══ Records supplied
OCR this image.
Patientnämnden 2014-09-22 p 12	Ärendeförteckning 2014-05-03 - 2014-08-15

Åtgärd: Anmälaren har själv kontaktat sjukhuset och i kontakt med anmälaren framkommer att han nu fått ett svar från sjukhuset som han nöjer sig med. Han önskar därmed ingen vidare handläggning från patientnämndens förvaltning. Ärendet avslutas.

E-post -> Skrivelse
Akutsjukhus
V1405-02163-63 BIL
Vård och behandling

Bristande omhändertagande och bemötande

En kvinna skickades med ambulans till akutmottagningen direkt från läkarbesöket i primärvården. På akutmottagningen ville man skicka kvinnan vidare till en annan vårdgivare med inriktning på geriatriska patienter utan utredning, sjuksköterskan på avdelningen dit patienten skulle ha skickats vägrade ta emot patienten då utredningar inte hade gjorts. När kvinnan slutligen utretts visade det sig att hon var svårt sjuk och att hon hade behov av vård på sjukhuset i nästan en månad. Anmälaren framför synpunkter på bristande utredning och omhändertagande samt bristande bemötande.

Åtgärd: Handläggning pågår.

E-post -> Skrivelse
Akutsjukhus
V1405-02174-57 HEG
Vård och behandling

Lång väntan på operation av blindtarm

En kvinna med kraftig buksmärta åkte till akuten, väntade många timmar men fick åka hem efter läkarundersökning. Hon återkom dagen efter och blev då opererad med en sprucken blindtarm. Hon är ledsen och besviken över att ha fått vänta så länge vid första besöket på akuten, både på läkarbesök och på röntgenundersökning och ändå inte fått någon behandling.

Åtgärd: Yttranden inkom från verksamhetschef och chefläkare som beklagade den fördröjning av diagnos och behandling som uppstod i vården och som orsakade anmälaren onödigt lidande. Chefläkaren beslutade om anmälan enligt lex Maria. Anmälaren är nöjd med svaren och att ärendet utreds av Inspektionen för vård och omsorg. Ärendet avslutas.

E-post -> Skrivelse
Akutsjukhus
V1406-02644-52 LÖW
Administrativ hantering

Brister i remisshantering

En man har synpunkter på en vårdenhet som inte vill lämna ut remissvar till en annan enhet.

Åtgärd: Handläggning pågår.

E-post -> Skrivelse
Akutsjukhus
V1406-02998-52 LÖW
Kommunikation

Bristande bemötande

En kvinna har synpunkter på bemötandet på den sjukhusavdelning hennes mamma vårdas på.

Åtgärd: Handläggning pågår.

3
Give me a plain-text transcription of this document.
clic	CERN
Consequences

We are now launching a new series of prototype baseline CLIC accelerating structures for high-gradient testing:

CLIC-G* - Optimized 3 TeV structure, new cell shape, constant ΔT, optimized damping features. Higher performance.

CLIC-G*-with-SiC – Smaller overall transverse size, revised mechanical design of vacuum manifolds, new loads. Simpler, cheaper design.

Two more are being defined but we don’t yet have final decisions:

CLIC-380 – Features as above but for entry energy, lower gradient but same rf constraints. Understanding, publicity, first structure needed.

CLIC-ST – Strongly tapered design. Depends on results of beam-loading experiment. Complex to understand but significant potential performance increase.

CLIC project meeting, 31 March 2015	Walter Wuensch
════
■ Your task ■
Please repeat the material above, word for word and in full.

■ Exercise output ■
OCR this image.
Patientnämnden 2014-09-22 p 12	Ärendeförteckning 2014-05-03 - 2014-08-15

Åtgärd: Anmälaren har själv kontaktat sjukhuset och i kontakt med anmälaren framkommer att han nu fått ett svar från sjukhuset som han nöjer sig med. Han önskar därmed ingen vidare handläggning från patientnämndens förvaltning. Ärendet avslutas.

E-post -> Skrivelse
Akutsjukhus
V1405-02163-63 BIL
Vård och behandling

Bristande omhändertagande och bemötande

En kvinna skickades med ambulans till akutmottagningen direkt från läkarbesöket i primärvården. På akutmottagningen ville man skicka kvinnan vidare till en annan vårdgivare med inriktning på geriatriska patienter utan utredning, sjuksköterskan på avdelningen dit patienten skulle ha skickats vägrade ta emot patienten då utredningar inte hade gjorts. När kvinnan slutligen utretts visade det sig att hon var svårt sjuk och att hon hade behov av vård på sjukhuset i nästan en månad. Anmälaren framför synpunkter på bristande utredning och omhändertagande samt bristande bemötande.

Åtgärd: Handläggning pågår.

E-post -> Skrivelse
Akutsjukhus
V1405-02174-57 HEG
Vård och behandling

Lång väntan på operation av blindtarm

En kvinna med kraftig buksmärta åkte till akuten, väntade många timmar men fick åka hem efter läkarundersökning. Hon återkom dagen efter och blev då opererad med en sprucken blindtarm. Hon är ledsen och besviken över att ha fått vänta så länge vid första besöket på akuten, både på läkarbesök och på röntgenundersökning och ändå inte fått någon behandling.

Åtgärd: Yttranden inkom från verksamhetschef och chefläkare som beklagade den fördröjning av diagnos och behandling som uppstod i vården och som orsakade anmälaren onödigt lidande. Chefläkaren beslutade om anmälan enligt lex Maria. Anmälaren är nöjd med svaren och att ärendet utreds av Inspektionen för vård och omsorg. Ärendet avslutas.

E-post -> Skrivelse
Akutsjukhus
V1406-02644-52 LÖW
Administrativ hantering

Brister i remisshantering

En man har synpunkter på en vårdenhet som inte vill lämna ut remissvar till en annan enhet.

Åtgärd: Handläggning pågår.

E-post -> Skrivelse
Akutsjukhus
V1406-02998-52 LÖW
Kommunikation

Bristande bemötande

En kvinna har synpunkter på bemötandet på den sjukhusavdelning hennes mamma vårdas på.

Åtgärd: Handläggning pågår.

3
Give me a plain-text transcription of this document.
clic	CERN
Consequences

We are now launching a new series of prototype baseline CLIC accelerating structures for high-gradient testing:

CLIC-G* - Optimized 3 TeV structure, new cell shape, constant ΔT, optimized damping features. Higher performance.

CLIC-G*-with-SiC – Smaller overall transverse size, revised mechanical design of vacuum manifolds, new loads. Simpler, cheaper design.

Two more are being defined but we don’t yet have final decisions:

CLIC-380 – Features as above but for entry energy, lower gradient but same rf constraints. Understanding, publicity, first structure needed.

CLIC-ST – Strongly tapered design. Depends on results of beam-loading experiment. Complex to understand but significant potential performance increase.

CLIC project meeting, 31 March 2015	Walter Wuensch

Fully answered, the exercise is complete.